## EXERCISE MATERIALS
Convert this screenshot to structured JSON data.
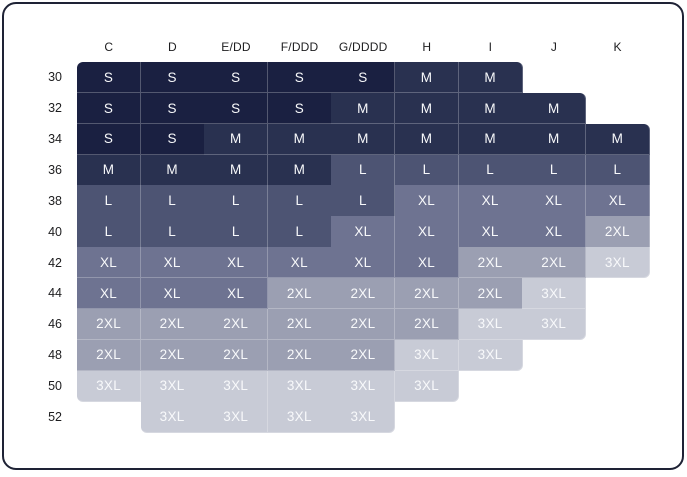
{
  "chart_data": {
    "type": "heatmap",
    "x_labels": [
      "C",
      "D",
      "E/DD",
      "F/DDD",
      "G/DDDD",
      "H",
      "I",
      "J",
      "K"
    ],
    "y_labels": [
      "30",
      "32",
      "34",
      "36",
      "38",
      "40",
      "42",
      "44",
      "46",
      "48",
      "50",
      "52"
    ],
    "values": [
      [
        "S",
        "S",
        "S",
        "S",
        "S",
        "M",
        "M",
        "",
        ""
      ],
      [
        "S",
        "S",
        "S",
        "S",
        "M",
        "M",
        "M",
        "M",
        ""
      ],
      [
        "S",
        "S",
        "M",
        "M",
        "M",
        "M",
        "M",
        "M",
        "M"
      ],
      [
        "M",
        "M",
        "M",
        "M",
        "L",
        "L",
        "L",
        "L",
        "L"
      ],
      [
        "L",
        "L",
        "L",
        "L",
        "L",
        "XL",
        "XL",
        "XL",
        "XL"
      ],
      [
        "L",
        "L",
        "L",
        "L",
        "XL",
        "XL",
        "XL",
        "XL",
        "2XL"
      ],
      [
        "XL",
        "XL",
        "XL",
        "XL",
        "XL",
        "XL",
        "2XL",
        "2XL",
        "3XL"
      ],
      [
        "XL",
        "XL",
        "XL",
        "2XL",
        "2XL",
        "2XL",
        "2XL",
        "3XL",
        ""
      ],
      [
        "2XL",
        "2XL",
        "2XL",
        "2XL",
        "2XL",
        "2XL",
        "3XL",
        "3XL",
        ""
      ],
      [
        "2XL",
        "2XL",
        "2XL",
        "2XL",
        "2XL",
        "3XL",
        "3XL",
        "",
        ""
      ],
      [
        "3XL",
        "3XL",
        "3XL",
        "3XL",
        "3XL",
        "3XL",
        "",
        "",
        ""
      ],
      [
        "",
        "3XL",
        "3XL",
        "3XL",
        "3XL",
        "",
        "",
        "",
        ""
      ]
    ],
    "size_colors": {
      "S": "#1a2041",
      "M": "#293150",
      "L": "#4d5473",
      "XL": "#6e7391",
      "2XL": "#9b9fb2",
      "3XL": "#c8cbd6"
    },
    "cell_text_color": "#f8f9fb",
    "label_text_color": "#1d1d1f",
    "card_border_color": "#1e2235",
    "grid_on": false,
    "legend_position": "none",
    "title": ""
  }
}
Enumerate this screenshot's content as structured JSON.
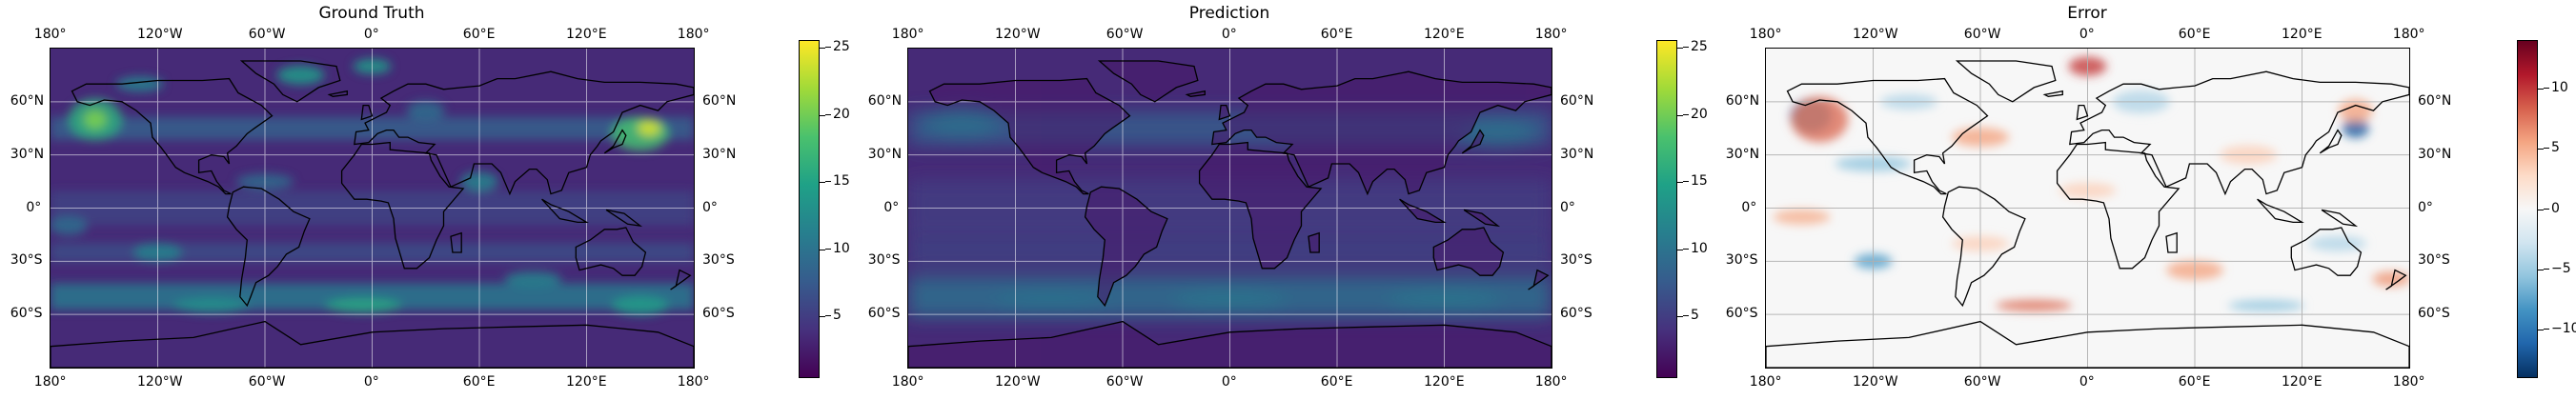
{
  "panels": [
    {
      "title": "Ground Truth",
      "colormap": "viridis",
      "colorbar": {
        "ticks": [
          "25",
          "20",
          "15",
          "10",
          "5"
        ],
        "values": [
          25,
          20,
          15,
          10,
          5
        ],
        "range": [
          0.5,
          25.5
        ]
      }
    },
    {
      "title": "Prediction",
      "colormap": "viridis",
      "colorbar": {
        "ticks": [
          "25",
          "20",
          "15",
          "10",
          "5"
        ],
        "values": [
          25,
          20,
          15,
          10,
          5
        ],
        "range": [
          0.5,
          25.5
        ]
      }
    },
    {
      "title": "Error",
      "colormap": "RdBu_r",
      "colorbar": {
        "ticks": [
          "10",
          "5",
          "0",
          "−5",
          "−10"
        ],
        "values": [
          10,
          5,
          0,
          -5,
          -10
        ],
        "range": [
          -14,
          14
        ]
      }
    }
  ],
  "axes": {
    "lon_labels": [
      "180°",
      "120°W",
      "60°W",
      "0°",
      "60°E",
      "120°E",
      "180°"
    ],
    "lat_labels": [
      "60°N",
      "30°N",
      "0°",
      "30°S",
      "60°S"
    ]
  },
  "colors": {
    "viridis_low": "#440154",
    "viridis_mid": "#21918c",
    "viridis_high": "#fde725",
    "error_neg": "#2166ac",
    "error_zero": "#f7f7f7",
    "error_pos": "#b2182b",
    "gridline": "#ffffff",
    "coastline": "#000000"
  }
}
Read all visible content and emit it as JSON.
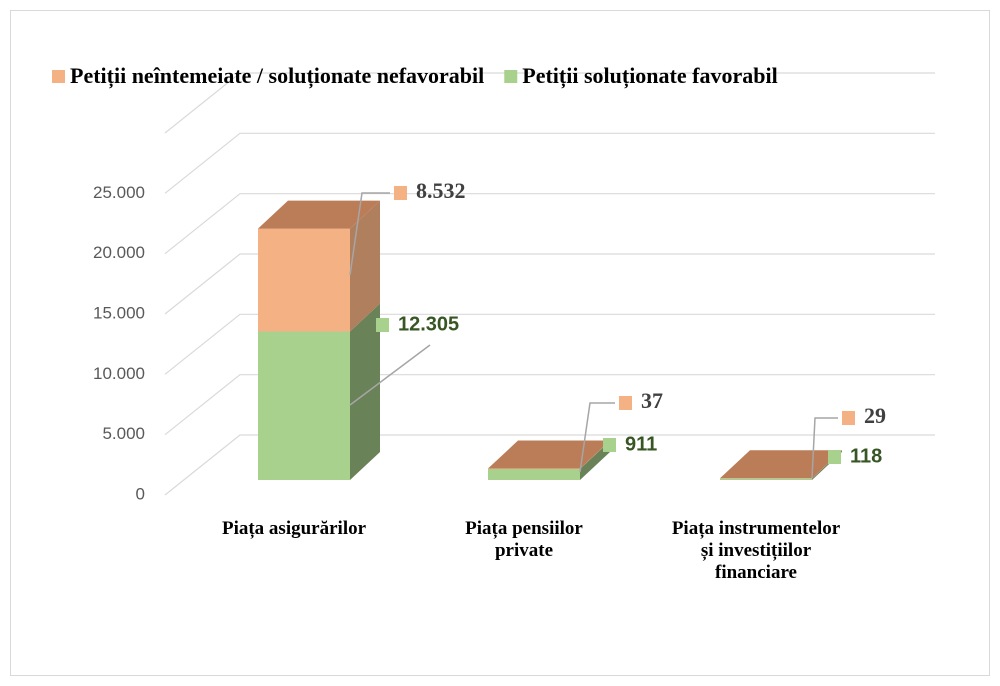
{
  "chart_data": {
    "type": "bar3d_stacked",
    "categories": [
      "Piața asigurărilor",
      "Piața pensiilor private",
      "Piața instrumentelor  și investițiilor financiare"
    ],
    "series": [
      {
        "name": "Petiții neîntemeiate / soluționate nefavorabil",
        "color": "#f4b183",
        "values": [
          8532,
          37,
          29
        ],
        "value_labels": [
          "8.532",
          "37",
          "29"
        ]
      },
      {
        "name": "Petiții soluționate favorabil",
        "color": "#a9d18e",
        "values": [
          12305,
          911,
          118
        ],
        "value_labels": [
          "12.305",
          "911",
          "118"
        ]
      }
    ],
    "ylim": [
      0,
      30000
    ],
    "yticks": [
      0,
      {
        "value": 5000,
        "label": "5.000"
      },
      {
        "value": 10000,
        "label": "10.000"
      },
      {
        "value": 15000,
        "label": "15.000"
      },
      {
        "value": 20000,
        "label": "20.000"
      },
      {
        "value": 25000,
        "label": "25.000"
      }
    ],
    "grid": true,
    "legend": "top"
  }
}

## DO THIS
Write out the whole listing exactly, and drop the pictures.

## EXERCISE SOLUTION
Convert this screenshot to structured JSON data.
{
  "chart_data": {
    "type": "heatmap",
    "x_labels": [
      "C",
      "D",
      "E/DD",
      "F/DDD",
      "G/DDDD",
      "H",
      "I",
      "J",
      "K"
    ],
    "y_labels": [
      "30",
      "32",
      "34",
      "36",
      "38",
      "40",
      "42",
      "44",
      "46",
      "48",
      "50",
      "52"
    ],
    "values": [
      [
        "S",
        "S",
        "S",
        "S",
        "S",
        "M",
        "M",
        "",
        ""
      ],
      [
        "S",
        "S",
        "S",
        "S",
        "M",
        "M",
        "M",
        "M",
        ""
      ],
      [
        "S",
        "S",
        "M",
        "M",
        "M",
        "M",
        "M",
        "M",
        "M"
      ],
      [
        "M",
        "M",
        "M",
        "M",
        "L",
        "L",
        "L",
        "L",
        "L"
      ],
      [
        "L",
        "L",
        "L",
        "L",
        "L",
        "XL",
        "XL",
        "XL",
        "XL"
      ],
      [
        "L",
        "L",
        "L",
        "L",
        "XL",
        "XL",
        "XL",
        "XL",
        "2XL"
      ],
      [
        "XL",
        "XL",
        "XL",
        "XL",
        "XL",
        "XL",
        "2XL",
        "2XL",
        "3XL"
      ],
      [
        "XL",
        "XL",
        "XL",
        "2XL",
        "2XL",
        "2XL",
        "2XL",
        "3XL",
        ""
      ],
      [
        "2XL",
        "2XL",
        "2XL",
        "2XL",
        "2XL",
        "2XL",
        "3XL",
        "3XL",
        ""
      ],
      [
        "2XL",
        "2XL",
        "2XL",
        "2XL",
        "2XL",
        "3XL",
        "3XL",
        "",
        ""
      ],
      [
        "3XL",
        "3XL",
        "3XL",
        "3XL",
        "3XL",
        "3XL",
        "",
        "",
        ""
      ],
      [
        "",
        "3XL",
        "3XL",
        "3XL",
        "3XL",
        "",
        "",
        "",
        ""
      ]
    ],
    "size_colors": {
      "S": "#1a2041",
      "M": "#293150",
      "L": "#4d5473",
      "XL": "#6e7391",
      "2XL": "#9b9fb2",
      "3XL": "#c8cbd6"
    },
    "cell_text_color": "#f8f9fb",
    "label_text_color": "#1d1d1f",
    "card_border_color": "#1e2235",
    "grid_on": false,
    "legend_position": "none",
    "title": ""
  }
}
Enumerate this screenshot's content as structured JSON.
{
  "panels": [
    {
      "title": "Ground Truth",
      "colormap": "viridis",
      "colorbar": {
        "ticks": [
          "25",
          "20",
          "15",
          "10",
          "5"
        ],
        "values": [
          25,
          20,
          15,
          10,
          5
        ],
        "range": [
          0.5,
          25.5
        ]
      }
    },
    {
      "title": "Prediction",
      "colormap": "viridis",
      "colorbar": {
        "ticks": [
          "25",
          "20",
          "15",
          "10",
          "5"
        ],
        "values": [
          25,
          20,
          15,
          10,
          5
        ],
        "range": [
          0.5,
          25.5
        ]
      }
    },
    {
      "title": "Error",
      "colormap": "RdBu_r",
      "colorbar": {
        "ticks": [
          "10",
          "5",
          "0",
          "−5",
          "−10"
        ],
        "values": [
          10,
          5,
          0,
          -5,
          -10
        ],
        "range": [
          -14,
          14
        ]
      }
    }
  ],
  "axes": {
    "lon_labels": [
      "180°",
      "120°W",
      "60°W",
      "0°",
      "60°E",
      "120°E",
      "180°"
    ],
    "lat_labels": [
      "60°N",
      "30°N",
      "0°",
      "30°S",
      "60°S"
    ]
  },
  "colors": {
    "viridis_low": "#440154",
    "viridis_mid": "#21918c",
    "viridis_high": "#fde725",
    "error_neg": "#2166ac",
    "error_zero": "#f7f7f7",
    "error_pos": "#b2182b",
    "gridline": "#ffffff",
    "coastline": "#000000"
  }
}
Read all visible content and emit it as JSON.
{
  "chart_data": {
    "type": "bar3d_stacked",
    "categories": [
      "Piața asigurărilor",
      "Piața pensiilor private",
      "Piața instrumentelor  și investițiilor financiare"
    ],
    "series": [
      {
        "name": "Petiții neîntemeiate / soluționate nefavorabil",
        "color": "#f4b183",
        "values": [
          8532,
          37,
          29
        ],
        "value_labels": [
          "8.532",
          "37",
          "29"
        ]
      },
      {
        "name": "Petiții soluționate favorabil",
        "color": "#a9d18e",
        "values": [
          12305,
          911,
          118
        ],
        "value_labels": [
          "12.305",
          "911",
          "118"
        ]
      }
    ],
    "ylim": [
      0,
      30000
    ],
    "yticks": [
      0,
      {
        "value": 5000,
        "label": "5.000"
      },
      {
        "value": 10000,
        "label": "10.000"
      },
      {
        "value": 15000,
        "label": "15.000"
      },
      {
        "value": 20000,
        "label": "20.000"
      },
      {
        "value": 25000,
        "label": "25.000"
      }
    ],
    "grid": true,
    "legend": "top"
  }
}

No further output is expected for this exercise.